QUÉ HARÁS:
[1] En la nota sobre la industria de motos, reproduce el tramo que empieza con las palabras "Así lo anunció" y termina con "local y extranjera.", sustituyendo "al mediodía" por "por la tarde".
[2] ¿Concuerdan con la nota sobre la industria de motos estas afirmaciones? Responde sí o no a cada una y cita las palabras del texto que lo deciden.
(a) La ley da cinco años de plazo para reducir la proporción de partes importadas.
(b) Giorgi ofreció detalles sobre el proyecto de un motor nacional para motos.
(c) El decreto fue firmado por la ministra de Industria.
[3] ¿Cómo seguiría la nota sobre la industria de motos después de su última oración? Escribe la continuación.

FRAGMENTO:
Motoqueros
La presidenta Cristina Fernández de Kirchner firmó ayer el decreto reglamentario de la ley (26.457) de incentivo a la producción nacional de emprendimientos de motos y motopartes, con el propósito de impulsar inversiones y la producción local de vehículos y con el objetivo de "profundizar el proceso de sustitución de importaciones".
Así lo anunció la ministra de Industria, Débora Giorgi, ayer al mediodía, luego que la Presidenta firmara el decreto en su despacho de Casa de Gobierno, durante un acto en el que participaron directivos de las cámaras que nuclean a productores y ensambladores de motos y de representantes de entidades vinculadas a la industria y la producción local y extranjera.
Giorgi adelantó además que el Gobierno nacional decidió "financiar un proyecto para la producción nacional de un motor para motos, porque es el corazón del rodado", sin aportar más datos al respecto.
"Es un programa que apunta a la sustitución de importaciones en un sector que apunta a la sustitución de importaciones, cuya demanda interna ha mostrado un fuerte dinamismo y actualmente es abastecido en un 70 por ciento por motos importadas", dijo la ministra durante la rueda de prensa.
La ley establece un plazo de cinco años para que las partes importadas de motos que se venden en el país constituyan sólo el 30 por ciento del valor de producción por unidad.

Datos de detección de la disposición de documentos:

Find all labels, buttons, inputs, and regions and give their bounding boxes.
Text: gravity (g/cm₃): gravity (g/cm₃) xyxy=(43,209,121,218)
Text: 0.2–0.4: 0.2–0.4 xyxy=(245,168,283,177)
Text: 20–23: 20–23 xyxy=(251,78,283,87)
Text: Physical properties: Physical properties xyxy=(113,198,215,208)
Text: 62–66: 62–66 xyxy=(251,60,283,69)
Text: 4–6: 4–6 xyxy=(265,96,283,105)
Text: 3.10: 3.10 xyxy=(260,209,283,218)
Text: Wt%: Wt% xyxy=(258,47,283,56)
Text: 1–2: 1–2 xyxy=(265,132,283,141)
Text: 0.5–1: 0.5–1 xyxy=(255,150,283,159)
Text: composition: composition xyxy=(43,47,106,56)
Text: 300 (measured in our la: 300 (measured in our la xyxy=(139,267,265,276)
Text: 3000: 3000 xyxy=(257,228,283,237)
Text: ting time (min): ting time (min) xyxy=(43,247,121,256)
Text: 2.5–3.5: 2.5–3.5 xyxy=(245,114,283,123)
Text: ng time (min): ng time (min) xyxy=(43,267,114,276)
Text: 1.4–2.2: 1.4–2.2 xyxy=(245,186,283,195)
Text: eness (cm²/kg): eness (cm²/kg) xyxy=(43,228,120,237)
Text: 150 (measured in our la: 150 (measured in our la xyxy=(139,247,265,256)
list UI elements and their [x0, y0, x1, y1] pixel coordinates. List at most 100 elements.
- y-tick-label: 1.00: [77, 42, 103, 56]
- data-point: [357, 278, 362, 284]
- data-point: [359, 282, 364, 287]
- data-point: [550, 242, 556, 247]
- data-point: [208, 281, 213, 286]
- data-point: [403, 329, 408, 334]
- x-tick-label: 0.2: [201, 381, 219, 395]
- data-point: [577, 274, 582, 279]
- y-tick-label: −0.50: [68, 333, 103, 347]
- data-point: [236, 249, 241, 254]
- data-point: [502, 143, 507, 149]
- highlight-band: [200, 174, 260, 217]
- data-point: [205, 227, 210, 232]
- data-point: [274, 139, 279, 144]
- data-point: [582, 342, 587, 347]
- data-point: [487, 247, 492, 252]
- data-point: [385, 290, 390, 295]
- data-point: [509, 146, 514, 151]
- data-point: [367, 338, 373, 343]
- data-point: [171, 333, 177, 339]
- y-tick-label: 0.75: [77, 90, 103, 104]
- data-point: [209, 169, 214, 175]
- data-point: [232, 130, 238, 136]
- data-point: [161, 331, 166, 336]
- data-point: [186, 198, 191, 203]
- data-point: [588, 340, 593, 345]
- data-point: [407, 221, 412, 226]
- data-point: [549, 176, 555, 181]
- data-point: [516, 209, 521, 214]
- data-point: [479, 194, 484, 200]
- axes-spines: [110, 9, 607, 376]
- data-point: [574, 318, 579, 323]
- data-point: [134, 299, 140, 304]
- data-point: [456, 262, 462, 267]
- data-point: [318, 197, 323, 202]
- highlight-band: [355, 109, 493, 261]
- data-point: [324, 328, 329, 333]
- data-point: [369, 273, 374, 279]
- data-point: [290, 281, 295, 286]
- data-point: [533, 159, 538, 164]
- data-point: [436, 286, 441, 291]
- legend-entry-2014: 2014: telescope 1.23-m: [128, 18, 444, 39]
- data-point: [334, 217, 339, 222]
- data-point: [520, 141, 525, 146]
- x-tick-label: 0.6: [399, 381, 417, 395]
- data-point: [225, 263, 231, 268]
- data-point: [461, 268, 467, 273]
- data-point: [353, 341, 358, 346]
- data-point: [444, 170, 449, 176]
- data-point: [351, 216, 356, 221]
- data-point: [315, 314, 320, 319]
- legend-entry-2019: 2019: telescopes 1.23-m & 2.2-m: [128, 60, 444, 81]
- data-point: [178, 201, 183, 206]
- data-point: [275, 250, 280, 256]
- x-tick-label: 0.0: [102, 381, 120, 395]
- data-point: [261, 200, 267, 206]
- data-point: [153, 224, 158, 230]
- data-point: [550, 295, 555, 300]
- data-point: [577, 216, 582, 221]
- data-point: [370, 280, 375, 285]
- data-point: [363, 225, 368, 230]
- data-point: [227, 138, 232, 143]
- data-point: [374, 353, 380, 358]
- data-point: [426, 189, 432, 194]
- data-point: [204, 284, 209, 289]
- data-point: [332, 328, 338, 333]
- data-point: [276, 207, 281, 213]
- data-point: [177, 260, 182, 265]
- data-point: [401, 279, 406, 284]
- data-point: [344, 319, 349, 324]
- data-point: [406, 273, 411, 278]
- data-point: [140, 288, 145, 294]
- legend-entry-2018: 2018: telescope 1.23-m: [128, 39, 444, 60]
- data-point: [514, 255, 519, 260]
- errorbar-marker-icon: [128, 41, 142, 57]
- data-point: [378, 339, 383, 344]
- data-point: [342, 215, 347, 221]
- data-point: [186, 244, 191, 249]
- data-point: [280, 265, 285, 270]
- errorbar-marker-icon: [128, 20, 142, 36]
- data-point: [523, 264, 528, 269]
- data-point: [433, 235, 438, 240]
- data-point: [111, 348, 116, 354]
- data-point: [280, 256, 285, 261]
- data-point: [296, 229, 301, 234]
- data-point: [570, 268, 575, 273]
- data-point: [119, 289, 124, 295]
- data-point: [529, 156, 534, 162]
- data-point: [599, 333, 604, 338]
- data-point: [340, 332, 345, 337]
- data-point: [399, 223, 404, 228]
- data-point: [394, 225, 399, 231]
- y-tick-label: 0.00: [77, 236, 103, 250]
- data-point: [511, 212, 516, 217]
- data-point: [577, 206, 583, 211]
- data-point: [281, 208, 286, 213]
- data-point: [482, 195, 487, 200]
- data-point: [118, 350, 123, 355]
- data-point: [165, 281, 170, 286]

RESULTADOS DEL EJERCICIO:
[1]
Así lo anunció la ministra de Industria, Débora Giorgi, ayer por la tarde, luego que la Presidenta firmara el decreto en su despacho de Casa de Gobierno, durante un acto en el que participaron directivos de las cámaras que nuclean a productores y ensambladores de motos y de representantes de entidades vinculadas a la industria y la producción local y extranjera.

[2]
(a) Sí: "La ley establece un plazo de cinco años para que las partes importadas de motos que se venden en el país constituyan sólo el 30 por ciento del valor de producción por unidad".
(b) No: "sin aportar más datos al respecto".
(c) No: "luego que la Presidenta firmara el decreto en su despacho de Casa de Gobierno".

[3]
Actualmente, ese porcentaje de componentes importados supera el 50 por ciento y la ley obliga a fabricar el 50 por ciento nacional en el primer año.
El año pasado se importaron motopartes y motovehículos por más de 450 millones de dólares y se vendieron más de 800.000 motos, de las cuales el 70 por ciento fueron importadas.
La ley incluye además la baja hasta el 60 por ciento de los aranceles de importación de partes y motos a las empresas que presenten un plan para la fabricación de motos en nuestro país. Ese tratamiento arancelario promocional durará cinco años, y es decreciente hacia el final del régimen.
Se indicó que para adherir al régimen las empresas deberán presentar, acreditar y comprometer un plan de producción y un programa de inversión por un millón de dólares en activos fijos: inmuebles e instalaciones o bienes de capital, que deberán quedar afectados al proceso productivo.
Según Giorgi, este sector adquiere "mucha relevancia" en el entramado industrial nacional porque es mano de obra intensiva, con personal calificado y ocupa "más de 25 mil empleos directo e indirecto".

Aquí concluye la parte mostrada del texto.